== Work to be completed ==
Write out every single entry exactly.

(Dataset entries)
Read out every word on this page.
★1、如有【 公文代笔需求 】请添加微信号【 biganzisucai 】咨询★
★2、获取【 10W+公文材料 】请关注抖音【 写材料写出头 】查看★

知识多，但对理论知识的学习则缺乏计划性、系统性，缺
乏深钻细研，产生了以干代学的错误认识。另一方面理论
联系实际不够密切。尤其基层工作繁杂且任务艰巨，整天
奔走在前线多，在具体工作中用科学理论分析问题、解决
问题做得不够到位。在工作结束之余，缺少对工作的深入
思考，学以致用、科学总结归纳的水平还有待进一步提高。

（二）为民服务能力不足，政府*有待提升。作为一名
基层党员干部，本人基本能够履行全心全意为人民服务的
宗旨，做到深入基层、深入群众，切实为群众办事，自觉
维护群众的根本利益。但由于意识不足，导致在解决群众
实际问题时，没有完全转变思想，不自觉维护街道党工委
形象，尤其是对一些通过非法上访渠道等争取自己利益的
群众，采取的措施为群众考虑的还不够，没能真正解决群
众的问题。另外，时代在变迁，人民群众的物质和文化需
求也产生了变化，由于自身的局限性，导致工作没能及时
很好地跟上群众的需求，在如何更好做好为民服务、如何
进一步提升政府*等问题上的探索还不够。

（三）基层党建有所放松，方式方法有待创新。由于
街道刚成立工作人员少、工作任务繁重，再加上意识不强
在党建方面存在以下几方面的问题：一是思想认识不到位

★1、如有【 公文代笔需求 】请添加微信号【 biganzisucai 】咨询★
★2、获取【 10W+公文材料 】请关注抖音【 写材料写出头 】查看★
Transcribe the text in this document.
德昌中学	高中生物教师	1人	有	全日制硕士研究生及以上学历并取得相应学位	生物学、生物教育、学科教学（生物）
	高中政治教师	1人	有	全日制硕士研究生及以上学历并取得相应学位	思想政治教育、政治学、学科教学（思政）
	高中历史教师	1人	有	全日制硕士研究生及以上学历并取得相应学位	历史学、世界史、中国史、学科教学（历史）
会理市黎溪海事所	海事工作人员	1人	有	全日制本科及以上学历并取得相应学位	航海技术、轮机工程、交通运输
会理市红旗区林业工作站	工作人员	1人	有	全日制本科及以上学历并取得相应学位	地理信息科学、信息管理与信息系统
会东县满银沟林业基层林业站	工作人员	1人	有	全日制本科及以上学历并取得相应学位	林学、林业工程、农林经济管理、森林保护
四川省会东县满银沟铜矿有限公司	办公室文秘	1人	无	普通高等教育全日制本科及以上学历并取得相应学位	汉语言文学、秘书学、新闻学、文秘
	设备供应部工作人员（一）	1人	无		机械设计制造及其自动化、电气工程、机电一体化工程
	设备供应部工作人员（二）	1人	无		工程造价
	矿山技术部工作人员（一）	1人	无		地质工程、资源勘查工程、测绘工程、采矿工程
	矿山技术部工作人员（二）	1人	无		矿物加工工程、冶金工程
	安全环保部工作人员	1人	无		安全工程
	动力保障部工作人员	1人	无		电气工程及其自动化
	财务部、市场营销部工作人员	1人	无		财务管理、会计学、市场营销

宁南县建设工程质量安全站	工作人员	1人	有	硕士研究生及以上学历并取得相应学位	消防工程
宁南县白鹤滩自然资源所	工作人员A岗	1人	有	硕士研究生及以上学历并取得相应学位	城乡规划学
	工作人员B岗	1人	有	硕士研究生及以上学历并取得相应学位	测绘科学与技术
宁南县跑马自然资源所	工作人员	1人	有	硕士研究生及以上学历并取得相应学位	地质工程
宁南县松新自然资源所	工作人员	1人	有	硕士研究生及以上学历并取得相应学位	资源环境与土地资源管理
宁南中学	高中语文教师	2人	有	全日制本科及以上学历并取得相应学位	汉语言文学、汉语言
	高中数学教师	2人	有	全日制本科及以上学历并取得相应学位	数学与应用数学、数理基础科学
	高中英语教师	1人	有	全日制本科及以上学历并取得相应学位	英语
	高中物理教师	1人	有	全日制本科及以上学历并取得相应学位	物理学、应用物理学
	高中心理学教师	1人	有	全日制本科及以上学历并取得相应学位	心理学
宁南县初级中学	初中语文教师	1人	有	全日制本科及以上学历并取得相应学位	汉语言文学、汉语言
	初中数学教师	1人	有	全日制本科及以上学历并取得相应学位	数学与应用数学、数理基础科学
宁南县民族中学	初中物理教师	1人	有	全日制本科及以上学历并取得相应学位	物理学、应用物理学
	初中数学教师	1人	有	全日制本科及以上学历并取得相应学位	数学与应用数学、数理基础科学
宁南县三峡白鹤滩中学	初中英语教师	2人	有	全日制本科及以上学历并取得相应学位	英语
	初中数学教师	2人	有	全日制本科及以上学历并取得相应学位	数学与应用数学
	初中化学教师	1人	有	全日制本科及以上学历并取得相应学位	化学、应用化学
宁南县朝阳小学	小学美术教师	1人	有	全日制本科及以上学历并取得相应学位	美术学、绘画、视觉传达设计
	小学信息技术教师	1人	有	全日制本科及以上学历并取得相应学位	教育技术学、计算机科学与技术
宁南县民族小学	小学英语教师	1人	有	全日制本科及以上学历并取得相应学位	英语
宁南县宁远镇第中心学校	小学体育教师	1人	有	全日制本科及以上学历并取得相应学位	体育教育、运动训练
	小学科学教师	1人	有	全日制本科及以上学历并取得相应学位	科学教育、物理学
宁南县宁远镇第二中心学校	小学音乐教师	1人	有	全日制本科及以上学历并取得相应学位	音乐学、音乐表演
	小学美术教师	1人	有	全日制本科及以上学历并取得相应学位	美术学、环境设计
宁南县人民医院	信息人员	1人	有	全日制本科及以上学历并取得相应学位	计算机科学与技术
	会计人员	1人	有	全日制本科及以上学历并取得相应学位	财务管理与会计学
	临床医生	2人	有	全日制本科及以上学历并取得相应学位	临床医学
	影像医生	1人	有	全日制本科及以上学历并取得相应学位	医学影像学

== Full answer ==
Read out every word on this page.
★1、如有【 公文代笔需求 】请添加微信号【 biganzisucai 】咨询★
★2、获取【 10W+公文材料 】请关注抖音【 写材料写出头 】查看★

知识多，但对理论知识的学习则缺乏计划性、系统性，缺
乏深钻细研，产生了以干代学的错误认识。另一方面理论
联系实际不够密切。尤其基层工作繁杂且任务艰巨，整天
奔走在前线多，在具体工作中用科学理论分析问题、解决
问题做得不够到位。在工作结束之余，缺少对工作的深入
思考，学以致用、科学总结归纳的水平还有待进一步提高。

（二）为民服务能力不足，政府*有待提升。作为一名
基层党员干部，本人基本能够履行全心全意为人民服务的
宗旨，做到深入基层、深入群众，切实为群众办事，自觉
维护群众的根本利益。但由于意识不足，导致在解决群众
实际问题时，没有完全转变思想，不自觉维护街道党工委
形象，尤其是对一些通过非法上访渠道等争取自己利益的
群众，采取的措施为群众考虑的还不够，没能真正解决群
众的问题。另外，时代在变迁，人民群众的物质和文化需
求也产生了变化，由于自身的局限性，导致工作没能及时
很好地跟上群众的需求，在如何更好做好为民服务、如何
进一步提升政府*等问题上的探索还不够。

（三）基层党建有所放松，方式方法有待创新。由于
街道刚成立工作人员少、工作任务繁重，再加上意识不强
在党建方面存在以下几方面的问题：一是思想认识不到位

★1、如有【 公文代笔需求 】请添加微信号【 biganzisucai 】咨询★
★2、获取【 10W+公文材料 】请关注抖音【 写材料写出头 】查看★
Transcribe the text in this document.
德昌中学	高中生物教师	1人	有	全日制硕士研究生及以上学历并取得相应学位	生物学、生物教育、学科教学（生物）
	高中政治教师	1人	有	全日制硕士研究生及以上学历并取得相应学位	思想政治教育、政治学、学科教学（思政）
	高中历史教师	1人	有	全日制硕士研究生及以上学历并取得相应学位	历史学、世界史、中国史、学科教学（历史）
会理市黎溪海事所	海事工作人员	1人	有	全日制本科及以上学历并取得相应学位	航海技术、轮机工程、交通运输
会理市红旗区林业工作站	工作人员	1人	有	全日制本科及以上学历并取得相应学位	地理信息科学、信息管理与信息系统
会东县满银沟林业基层林业站	工作人员	1人	有	全日制本科及以上学历并取得相应学位	林学、林业工程、农林经济管理、森林保护
四川省会东县满银沟铜矿有限公司	办公室文秘	1人	无	普通高等教育全日制本科及以上学历并取得相应学位	汉语言文学、秘书学、新闻学、文秘
	设备供应部工作人员（一）	1人	无		机械设计制造及其自动化、电气工程、机电一体化工程
	设备供应部工作人员（二）	1人	无		工程造价
	矿山技术部工作人员（一）	1人	无		地质工程、资源勘查工程、测绘工程、采矿工程
	矿山技术部工作人员（二）	1人	无		矿物加工工程、冶金工程
	安全环保部工作人员	1人	无		安全工程
	动力保障部工作人员	1人	无		电气工程及其自动化
	财务部、市场营销部工作人员	1人	无		财务管理、会计学、市场营销

宁南县建设工程质量安全站	工作人员	1人	有	硕士研究生及以上学历并取得相应学位	消防工程
宁南县白鹤滩自然资源所	工作人员A岗	1人	有	硕士研究生及以上学历并取得相应学位	城乡规划学
	工作人员B岗	1人	有	硕士研究生及以上学历并取得相应学位	测绘科学与技术
宁南县跑马自然资源所	工作人员	1人	有	硕士研究生及以上学历并取得相应学位	地质工程
宁南县松新自然资源所	工作人员	1人	有	硕士研究生及以上学历并取得相应学位	资源环境与土地资源管理
宁南中学	高中语文教师	2人	有	全日制本科及以上学历并取得相应学位	汉语言文学、汉语言
	高中数学教师	2人	有	全日制本科及以上学历并取得相应学位	数学与应用数学、数理基础科学
	高中英语教师	1人	有	全日制本科及以上学历并取得相应学位	英语
	高中物理教师	1人	有	全日制本科及以上学历并取得相应学位	物理学、应用物理学
	高中心理学教师	1人	有	全日制本科及以上学历并取得相应学位	心理学
宁南县初级中学	初中语文教师	1人	有	全日制本科及以上学历并取得相应学位	汉语言文学、汉语言
	初中数学教师	1人	有	全日制本科及以上学历并取得相应学位	数学与应用数学、数理基础科学
宁南县民族中学	初中物理教师	1人	有	全日制本科及以上学历并取得相应学位	物理学、应用物理学
	初中数学教师	1人	有	全日制本科及以上学历并取得相应学位	数学与应用数学、数理基础科学
宁南县三峡白鹤滩中学	初中英语教师	2人	有	全日制本科及以上学历并取得相应学位	英语
	初中数学教师	2人	有	全日制本科及以上学历并取得相应学位	数学与应用数学
	初中化学教师	1人	有	全日制本科及以上学历并取得相应学位	化学、应用化学
宁南县朝阳小学	小学美术教师	1人	有	全日制本科及以上学历并取得相应学位	美术学、绘画、视觉传达设计
	小学信息技术教师	1人	有	全日制本科及以上学历并取得相应学位	教育技术学、计算机科学与技术
宁南县民族小学	小学英语教师	1人	有	全日制本科及以上学历并取得相应学位	英语
宁南县宁远镇第中心学校	小学体育教师	1人	有	全日制本科及以上学历并取得相应学位	体育教育、运动训练
	小学科学教师	1人	有	全日制本科及以上学历并取得相应学位	科学教育、物理学
宁南县宁远镇第二中心学校	小学音乐教师	1人	有	全日制本科及以上学历并取得相应学位	音乐学、音乐表演
	小学美术教师	1人	有	全日制本科及以上学历并取得相应学位	美术学、环境设计
宁南县人民医院	信息人员	1人	有	全日制本科及以上学历并取得相应学位	计算机科学与技术
	会计人员	1人	有	全日制本科及以上学历并取得相应学位	财务管理与会计学
	临床医生	2人	有	全日制本科及以上学历并取得相应学位	临床医学
	影像医生	1人	有	全日制本科及以上学历并取得相应学位	医学影像学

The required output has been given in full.